*Set problem:* Every record here needs to be written out again exactly.

*Records that describe figures:*
* BEGIN *
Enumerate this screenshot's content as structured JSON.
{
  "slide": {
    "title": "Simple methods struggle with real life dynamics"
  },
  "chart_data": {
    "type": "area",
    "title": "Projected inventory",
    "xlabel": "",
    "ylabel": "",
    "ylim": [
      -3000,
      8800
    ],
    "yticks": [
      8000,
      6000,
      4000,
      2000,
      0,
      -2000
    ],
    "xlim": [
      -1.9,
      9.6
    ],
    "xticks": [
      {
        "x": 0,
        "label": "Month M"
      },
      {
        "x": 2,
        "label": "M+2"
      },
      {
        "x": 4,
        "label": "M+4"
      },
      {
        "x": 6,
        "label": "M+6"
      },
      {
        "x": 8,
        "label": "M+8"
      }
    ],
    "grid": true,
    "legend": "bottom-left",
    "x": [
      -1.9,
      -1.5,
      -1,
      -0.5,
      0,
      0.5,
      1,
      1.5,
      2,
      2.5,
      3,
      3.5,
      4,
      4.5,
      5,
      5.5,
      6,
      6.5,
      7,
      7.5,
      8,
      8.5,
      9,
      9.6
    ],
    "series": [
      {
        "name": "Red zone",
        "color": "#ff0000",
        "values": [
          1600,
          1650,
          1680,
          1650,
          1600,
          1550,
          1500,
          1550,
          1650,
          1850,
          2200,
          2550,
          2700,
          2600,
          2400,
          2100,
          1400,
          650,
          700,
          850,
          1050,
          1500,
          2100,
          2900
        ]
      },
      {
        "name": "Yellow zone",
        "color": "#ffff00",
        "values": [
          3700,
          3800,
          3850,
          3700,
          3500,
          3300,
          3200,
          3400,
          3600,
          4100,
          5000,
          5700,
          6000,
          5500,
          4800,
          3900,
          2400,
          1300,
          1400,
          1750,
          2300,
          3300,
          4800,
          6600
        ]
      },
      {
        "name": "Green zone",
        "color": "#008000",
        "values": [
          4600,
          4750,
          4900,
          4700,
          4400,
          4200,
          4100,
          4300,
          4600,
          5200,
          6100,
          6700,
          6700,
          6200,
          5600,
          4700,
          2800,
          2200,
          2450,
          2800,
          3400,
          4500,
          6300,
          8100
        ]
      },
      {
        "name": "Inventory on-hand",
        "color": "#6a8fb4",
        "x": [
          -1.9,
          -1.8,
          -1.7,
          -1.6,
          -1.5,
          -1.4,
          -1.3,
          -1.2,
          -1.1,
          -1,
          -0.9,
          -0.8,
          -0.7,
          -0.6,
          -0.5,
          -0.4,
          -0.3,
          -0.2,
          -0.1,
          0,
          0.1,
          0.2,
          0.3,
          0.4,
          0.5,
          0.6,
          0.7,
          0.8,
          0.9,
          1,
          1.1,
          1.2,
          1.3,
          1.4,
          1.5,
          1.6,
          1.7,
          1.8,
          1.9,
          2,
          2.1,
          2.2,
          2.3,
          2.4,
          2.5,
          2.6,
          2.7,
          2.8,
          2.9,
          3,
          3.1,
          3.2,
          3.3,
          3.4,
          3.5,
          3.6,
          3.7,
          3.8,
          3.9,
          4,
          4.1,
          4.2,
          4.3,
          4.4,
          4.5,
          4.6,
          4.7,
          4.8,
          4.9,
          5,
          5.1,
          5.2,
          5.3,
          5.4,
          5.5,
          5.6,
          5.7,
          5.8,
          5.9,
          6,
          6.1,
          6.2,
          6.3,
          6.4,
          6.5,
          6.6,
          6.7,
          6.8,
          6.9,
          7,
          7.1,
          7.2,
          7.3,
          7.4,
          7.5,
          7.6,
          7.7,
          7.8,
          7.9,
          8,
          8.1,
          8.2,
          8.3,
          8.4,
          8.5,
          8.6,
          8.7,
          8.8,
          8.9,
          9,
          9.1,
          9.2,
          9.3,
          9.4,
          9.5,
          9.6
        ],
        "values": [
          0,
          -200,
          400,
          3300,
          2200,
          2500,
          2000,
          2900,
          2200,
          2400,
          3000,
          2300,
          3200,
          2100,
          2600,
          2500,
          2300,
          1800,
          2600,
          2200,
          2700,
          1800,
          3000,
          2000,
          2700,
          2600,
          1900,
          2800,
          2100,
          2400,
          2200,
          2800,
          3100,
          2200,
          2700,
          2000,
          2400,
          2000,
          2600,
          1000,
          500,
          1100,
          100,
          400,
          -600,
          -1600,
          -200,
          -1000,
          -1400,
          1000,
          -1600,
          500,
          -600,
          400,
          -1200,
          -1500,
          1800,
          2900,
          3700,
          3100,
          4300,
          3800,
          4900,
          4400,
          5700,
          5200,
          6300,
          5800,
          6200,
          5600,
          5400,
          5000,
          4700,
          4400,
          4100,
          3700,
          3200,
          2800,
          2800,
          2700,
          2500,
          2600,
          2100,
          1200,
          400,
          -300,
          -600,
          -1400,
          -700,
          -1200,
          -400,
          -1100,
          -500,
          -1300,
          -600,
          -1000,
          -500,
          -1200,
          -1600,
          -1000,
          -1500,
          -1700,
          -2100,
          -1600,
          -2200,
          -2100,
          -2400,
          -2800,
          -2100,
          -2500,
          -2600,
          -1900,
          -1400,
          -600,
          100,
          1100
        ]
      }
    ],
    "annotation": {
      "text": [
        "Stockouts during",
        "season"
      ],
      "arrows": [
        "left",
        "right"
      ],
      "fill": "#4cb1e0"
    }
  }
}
* END *
*Written solution:*
Enumerate this screenshot's content as structured JSON.
{
  "slide": {
    "title": "Simple methods struggle with real life dynamics"
  },
  "chart_data": {
    "type": "area",
    "title": "Projected inventory",
    "xlabel": "",
    "ylabel": "",
    "ylim": [
      -3000,
      8800
    ],
    "yticks": [
      8000,
      6000,
      4000,
      2000,
      0,
      -2000
    ],
    "xlim": [
      -1.9,
      9.6
    ],
    "xticks": [
      {
        "x": 0,
        "label": "Month M"
      },
      {
        "x": 2,
        "label": "M+2"
      },
      {
        "x": 4,
        "label": "M+4"
      },
      {
        "x": 6,
        "label": "M+6"
      },
      {
        "x": 8,
        "label": "M+8"
      }
    ],
    "grid": true,
    "legend": "bottom-left",
    "x": [
      -1.9,
      -1.5,
      -1,
      -0.5,
      0,
      0.5,
      1,
      1.5,
      2,
      2.5,
      3,
      3.5,
      4,
      4.5,
      5,
      5.5,
      6,
      6.5,
      7,
      7.5,
      8,
      8.5,
      9,
      9.6
    ],
    "series": [
      {
        "name": "Red zone",
        "color": "#ff0000",
        "values": [
          1600,
          1650,
          1680,
          1650,
          1600,
          1550,
          1500,
          1550,
          1650,
          1850,
          2200,
          2550,
          2700,
          2600,
          2400,
          2100,
          1400,
          650,
          700,
          850,
          1050,
          1500,
          2100,
          2900
        ]
      },
      {
        "name": "Yellow zone",
        "color": "#ffff00",
        "values": [
          3700,
          3800,
          3850,
          3700,
          3500,
          3300,
          3200,
          3400,
          3600,
          4100,
          5000,
          5700,
          6000,
          5500,
          4800,
          3900,
          2400,
          1300,
          1400,
          1750,
          2300,
          3300,
          4800,
          6600
        ]
      },
      {
        "name": "Green zone",
        "color": "#008000",
        "values": [
          4600,
          4750,
          4900,
          4700,
          4400,
          4200,
          4100,
          4300,
          4600,
          5200,
          6100,
          6700,
          6700,
          6200,
          5600,
          4700,
          2800,
          2200,
          2450,
          2800,
          3400,
          4500,
          6300,
          8100
        ]
      },
      {
        "name": "Inventory on-hand",
        "color": "#6a8fb4",
        "x": [
          -1.9,
          -1.8,
          -1.7,
          -1.6,
          -1.5,
          -1.4,
          -1.3,
          -1.2,
          -1.1,
          -1,
          -0.9,
          -0.8,
          -0.7,
          -0.6,
          -0.5,
          -0.4,
          -0.3,
          -0.2,
          -0.1,
          0,
          0.1,
          0.2,
          0.3,
          0.4,
          0.5,
          0.6,
          0.7,
          0.8,
          0.9,
          1,
          1.1,
          1.2,
          1.3,
          1.4,
          1.5,
          1.6,
          1.7,
          1.8,
          1.9,
          2,
          2.1,
          2.2,
          2.3,
          2.4,
          2.5,
          2.6,
          2.7,
          2.8,
          2.9,
          3,
          3.1,
          3.2,
          3.3,
          3.4,
          3.5,
          3.6,
          3.7,
          3.8,
          3.9,
          4,
          4.1,
          4.2,
          4.3,
          4.4,
          4.5,
          4.6,
          4.7,
          4.8,
          4.9,
          5,
          5.1,
          5.2,
          5.3,
          5.4,
          5.5,
          5.6,
          5.7,
          5.8,
          5.9,
          6,
          6.1,
          6.2,
          6.3,
          6.4,
          6.5,
          6.6,
          6.7,
          6.8,
          6.9,
          7,
          7.1,
          7.2,
          7.3,
          7.4,
          7.5,
          7.6,
          7.7,
          7.8,
          7.9,
          8,
          8.1,
          8.2,
          8.3,
          8.4,
          8.5,
          8.6,
          8.7,
          8.8,
          8.9,
          9,
          9.1,
          9.2,
          9.3,
          9.4,
          9.5,
          9.6
        ],
        "values": [
          0,
          -200,
          400,
          3300,
          2200,
          2500,
          2000,
          2900,
          2200,
          2400,
          3000,
          2300,
          3200,
          2100,
          2600,
          2500,
          2300,
          1800,
          2600,
          2200,
          2700,
          1800,
          3000,
          2000,
          2700,
          2600,
          1900,
          2800,
          2100,
          2400,
          2200,
          2800,
          3100,
          2200,
          2700,
          2000,
          2400,
          2000,
          2600,
          1000,
          500,
          1100,
          100,
          400,
          -600,
          -1600,
          -200,
          -1000,
          -1400,
          1000,
          -1600,
          500,
          -600,
          400,
          -1200,
          -1500,
          1800,
          2900,
          3700,
          3100,
          4300,
          3800,
          4900,
          4400,
          5700,
          5200,
          6300,
          5800,
          6200,
          5600,
          5400,
          5000,
          4700,
          4400,
          4100,
          3700,
          3200,
          2800,
          2800,
          2700,
          2500,
          2600,
          2100,
          1200,
          400,
          -300,
          -600,
          -1400,
          -700,
          -1200,
          -400,
          -1100,
          -500,
          -1300,
          -600,
          -1000,
          -500,
          -1200,
          -1600,
          -1000,
          -1500,
          -1700,
          -2100,
          -1600,
          -2200,
          -2100,
          -2400,
          -2800,
          -2100,
          -2500,
          -2600,
          -1900,
          -1400,
          -600,
          100,
          1100
        ]
      }
    ],
    "annotation": {
      "text": [
        "Stockouts during",
        "season"
      ],
      "arrows": [
        "left",
        "right"
      ],
      "fill": "#4cb1e0"
    }
  }
}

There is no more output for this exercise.